### WHAT THE EXERCISE ASKS
From the line that has "Parse this screenshot: output" down to the final line of the listing below, transcribe every line exactly, and only those.

Records contained in a dataset:
** begin **
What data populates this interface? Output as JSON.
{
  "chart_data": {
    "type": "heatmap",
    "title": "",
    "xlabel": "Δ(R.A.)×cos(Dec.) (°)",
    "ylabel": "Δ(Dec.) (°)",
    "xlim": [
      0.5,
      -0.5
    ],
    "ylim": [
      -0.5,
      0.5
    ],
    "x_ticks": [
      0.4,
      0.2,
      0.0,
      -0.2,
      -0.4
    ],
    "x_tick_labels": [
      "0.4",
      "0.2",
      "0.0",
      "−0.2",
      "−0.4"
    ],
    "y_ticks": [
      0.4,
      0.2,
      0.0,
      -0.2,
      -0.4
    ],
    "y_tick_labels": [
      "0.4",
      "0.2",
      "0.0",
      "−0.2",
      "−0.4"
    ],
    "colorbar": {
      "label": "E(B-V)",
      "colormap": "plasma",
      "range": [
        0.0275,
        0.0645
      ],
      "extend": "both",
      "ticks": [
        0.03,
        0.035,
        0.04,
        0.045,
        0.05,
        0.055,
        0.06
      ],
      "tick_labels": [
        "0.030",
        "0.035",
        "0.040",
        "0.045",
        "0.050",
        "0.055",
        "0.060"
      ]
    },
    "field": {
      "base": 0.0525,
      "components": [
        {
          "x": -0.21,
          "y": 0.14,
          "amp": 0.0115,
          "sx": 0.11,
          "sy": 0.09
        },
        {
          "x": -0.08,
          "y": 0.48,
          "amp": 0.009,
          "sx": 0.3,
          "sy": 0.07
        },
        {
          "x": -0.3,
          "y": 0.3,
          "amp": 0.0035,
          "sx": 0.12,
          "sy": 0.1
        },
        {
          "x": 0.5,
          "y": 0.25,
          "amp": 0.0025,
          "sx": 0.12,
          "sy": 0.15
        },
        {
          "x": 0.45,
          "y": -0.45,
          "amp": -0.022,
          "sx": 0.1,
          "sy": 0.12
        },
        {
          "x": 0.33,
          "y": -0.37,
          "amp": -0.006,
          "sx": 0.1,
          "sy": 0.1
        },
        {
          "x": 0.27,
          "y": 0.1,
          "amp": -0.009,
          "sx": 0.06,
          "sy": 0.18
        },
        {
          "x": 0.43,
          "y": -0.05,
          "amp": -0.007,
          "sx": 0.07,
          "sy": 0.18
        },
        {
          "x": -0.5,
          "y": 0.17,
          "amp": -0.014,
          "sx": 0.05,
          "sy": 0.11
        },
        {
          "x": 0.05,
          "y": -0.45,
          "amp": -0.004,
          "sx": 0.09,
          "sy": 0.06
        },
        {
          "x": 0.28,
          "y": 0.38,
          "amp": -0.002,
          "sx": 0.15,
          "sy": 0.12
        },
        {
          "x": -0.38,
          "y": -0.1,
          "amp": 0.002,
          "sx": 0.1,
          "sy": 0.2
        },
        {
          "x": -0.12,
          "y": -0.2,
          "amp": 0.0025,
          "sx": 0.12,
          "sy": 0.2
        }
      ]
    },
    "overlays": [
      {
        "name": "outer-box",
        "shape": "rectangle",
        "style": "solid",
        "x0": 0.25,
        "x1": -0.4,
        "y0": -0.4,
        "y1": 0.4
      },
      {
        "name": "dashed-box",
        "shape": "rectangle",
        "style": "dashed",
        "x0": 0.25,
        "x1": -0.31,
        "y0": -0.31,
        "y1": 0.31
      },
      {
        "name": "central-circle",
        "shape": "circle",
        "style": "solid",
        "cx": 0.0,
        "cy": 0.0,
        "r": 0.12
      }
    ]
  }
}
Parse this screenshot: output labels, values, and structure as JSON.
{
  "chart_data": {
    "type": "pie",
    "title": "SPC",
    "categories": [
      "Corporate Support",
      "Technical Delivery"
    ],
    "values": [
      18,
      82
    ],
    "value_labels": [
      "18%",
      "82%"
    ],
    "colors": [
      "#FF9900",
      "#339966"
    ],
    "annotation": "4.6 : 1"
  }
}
** end **
### ANSWER TO THE EXERCISE
Parse this screenshot: output labels, values, and structure as JSON.
{
  "chart_data": {
    "type": "pie",
    "title": "SPC",
    "categories": [
      "Corporate Support",
      "Technical Delivery"
    ],
    "values": [
      18,
      82
    ],
    "value_labels": [
      "18%",
      "82%"
    ],
    "colors": [
      "#FF9900",
      "#339966"
    ],
    "annotation": "4.6 : 1"
  }
}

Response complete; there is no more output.